§ What the task requires: All of the data should be output character for character, except the pictures.

[Dataset records on visual material]
◇ ◇ ◇ ◇
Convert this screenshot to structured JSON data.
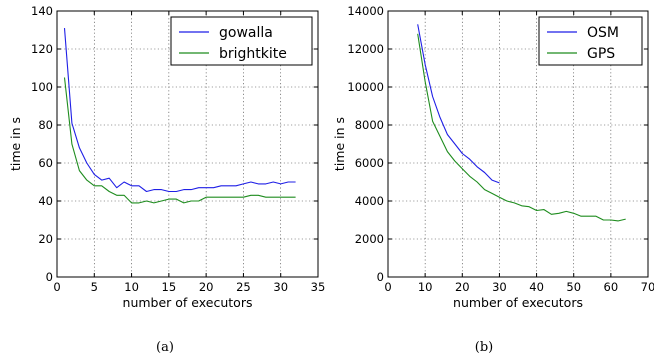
{
  "chart_data": [
    {
      "type": "line",
      "caption": "(a)",
      "xlabel": "number of executors",
      "ylabel": "time in s",
      "xlim": [
        0,
        35
      ],
      "ylim": [
        0,
        140
      ],
      "xticks": [
        0,
        5,
        10,
        15,
        20,
        25,
        30,
        35
      ],
      "yticks": [
        0,
        20,
        40,
        60,
        80,
        100,
        120,
        140
      ],
      "grid": true,
      "legend_position": "top-right",
      "series": [
        {
          "name": "gowalla",
          "color": "#1f1fe6",
          "x": [
            1,
            2,
            3,
            4,
            5,
            6,
            7,
            8,
            9,
            10,
            11,
            12,
            13,
            14,
            15,
            16,
            17,
            18,
            19,
            20,
            21,
            22,
            23,
            24,
            25,
            26,
            27,
            28,
            29,
            30,
            31,
            32
          ],
          "y": [
            131,
            81,
            68,
            60,
            54,
            51,
            52,
            47,
            50,
            48,
            48,
            45,
            46,
            46,
            45,
            45,
            46,
            46,
            47,
            47,
            47,
            48,
            48,
            48,
            49,
            50,
            49,
            49,
            50,
            49,
            50,
            50
          ]
        },
        {
          "name": "brightkite",
          "color": "#1e8c1e",
          "x": [
            1,
            2,
            3,
            4,
            5,
            6,
            7,
            8,
            9,
            10,
            11,
            12,
            13,
            14,
            15,
            16,
            17,
            18,
            19,
            20,
            21,
            22,
            23,
            24,
            25,
            26,
            27,
            28,
            29,
            30,
            31,
            32
          ],
          "y": [
            105,
            70,
            56,
            51,
            48,
            48,
            45,
            43,
            43,
            39,
            39,
            40,
            39,
            40,
            41,
            41,
            39,
            40,
            40,
            42,
            42,
            42,
            42,
            42,
            42,
            43,
            43,
            42,
            42,
            42,
            42,
            42
          ]
        }
      ]
    },
    {
      "type": "line",
      "caption": "(b)",
      "xlabel": "number of executors",
      "ylabel": "time in s",
      "xlim": [
        0,
        70
      ],
      "ylim": [
        0,
        14000
      ],
      "xticks": [
        0,
        10,
        20,
        30,
        40,
        50,
        60,
        70
      ],
      "yticks": [
        0,
        2000,
        4000,
        6000,
        8000,
        10000,
        12000,
        14000
      ],
      "grid": true,
      "legend_position": "top-right",
      "series": [
        {
          "name": "OSM",
          "color": "#1f1fe6",
          "x": [
            8,
            10,
            12,
            14,
            16,
            18,
            20,
            22,
            24,
            26,
            28,
            30
          ],
          "y": [
            13300,
            11200,
            9500,
            8400,
            7500,
            7000,
            6500,
            6200,
            5800,
            5500,
            5100,
            4950
          ]
        },
        {
          "name": "GPS",
          "color": "#1e8c1e",
          "x": [
            8,
            10,
            12,
            14,
            16,
            18,
            20,
            22,
            24,
            26,
            28,
            30,
            32,
            34,
            36,
            38,
            40,
            42,
            44,
            46,
            48,
            50,
            52,
            54,
            56,
            58,
            60,
            62,
            64
          ],
          "y": [
            12800,
            10300,
            8200,
            7400,
            6600,
            6100,
            5700,
            5300,
            5000,
            4600,
            4400,
            4200,
            4000,
            3900,
            3750,
            3700,
            3500,
            3550,
            3300,
            3350,
            3450,
            3350,
            3200,
            3200,
            3200,
            3000,
            3000,
            2950,
            3050
          ]
        }
      ]
    }
  ]
}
◇ ◇ ◇ ◇
§ Reply:
Convert this screenshot to structured JSON data.
{
  "chart_data": [
    {
      "type": "line",
      "caption": "(a)",
      "xlabel": "number of executors",
      "ylabel": "time in s",
      "xlim": [
        0,
        35
      ],
      "ylim": [
        0,
        140
      ],
      "xticks": [
        0,
        5,
        10,
        15,
        20,
        25,
        30,
        35
      ],
      "yticks": [
        0,
        20,
        40,
        60,
        80,
        100,
        120,
        140
      ],
      "grid": true,
      "legend_position": "top-right",
      "series": [
        {
          "name": "gowalla",
          "color": "#1f1fe6",
          "x": [
            1,
            2,
            3,
            4,
            5,
            6,
            7,
            8,
            9,
            10,
            11,
            12,
            13,
            14,
            15,
            16,
            17,
            18,
            19,
            20,
            21,
            22,
            23,
            24,
            25,
            26,
            27,
            28,
            29,
            30,
            31,
            32
          ],
          "y": [
            131,
            81,
            68,
            60,
            54,
            51,
            52,
            47,
            50,
            48,
            48,
            45,
            46,
            46,
            45,
            45,
            46,
            46,
            47,
            47,
            47,
            48,
            48,
            48,
            49,
            50,
            49,
            49,
            50,
            49,
            50,
            50
          ]
        },
        {
          "name": "brightkite",
          "color": "#1e8c1e",
          "x": [
            1,
            2,
            3,
            4,
            5,
            6,
            7,
            8,
            9,
            10,
            11,
            12,
            13,
            14,
            15,
            16,
            17,
            18,
            19,
            20,
            21,
            22,
            23,
            24,
            25,
            26,
            27,
            28,
            29,
            30,
            31,
            32
          ],
          "y": [
            105,
            70,
            56,
            51,
            48,
            48,
            45,
            43,
            43,
            39,
            39,
            40,
            39,
            40,
            41,
            41,
            39,
            40,
            40,
            42,
            42,
            42,
            42,
            42,
            42,
            43,
            43,
            42,
            42,
            42,
            42,
            42
          ]
        }
      ]
    },
    {
      "type": "line",
      "caption": "(b)",
      "xlabel": "number of executors",
      "ylabel": "time in s",
      "xlim": [
        0,
        70
      ],
      "ylim": [
        0,
        14000
      ],
      "xticks": [
        0,
        10,
        20,
        30,
        40,
        50,
        60,
        70
      ],
      "yticks": [
        0,
        2000,
        4000,
        6000,
        8000,
        10000,
        12000,
        14000
      ],
      "grid": true,
      "legend_position": "top-right",
      "series": [
        {
          "name": "OSM",
          "color": "#1f1fe6",
          "x": [
            8,
            10,
            12,
            14,
            16,
            18,
            20,
            22,
            24,
            26,
            28,
            30
          ],
          "y": [
            13300,
            11200,
            9500,
            8400,
            7500,
            7000,
            6500,
            6200,
            5800,
            5500,
            5100,
            4950
          ]
        },
        {
          "name": "GPS",
          "color": "#1e8c1e",
          "x": [
            8,
            10,
            12,
            14,
            16,
            18,
            20,
            22,
            24,
            26,
            28,
            30,
            32,
            34,
            36,
            38,
            40,
            42,
            44,
            46,
            48,
            50,
            52,
            54,
            56,
            58,
            60,
            62,
            64
          ],
          "y": [
            12800,
            10300,
            8200,
            7400,
            6600,
            6100,
            5700,
            5300,
            5000,
            4600,
            4400,
            4200,
            4000,
            3900,
            3750,
            3700,
            3500,
            3550,
            3300,
            3350,
            3450,
            3350,
            3200,
            3200,
            3200,
            3000,
            3000,
            2950,
            3050
          ]
        }
      ]
    }
  ]
}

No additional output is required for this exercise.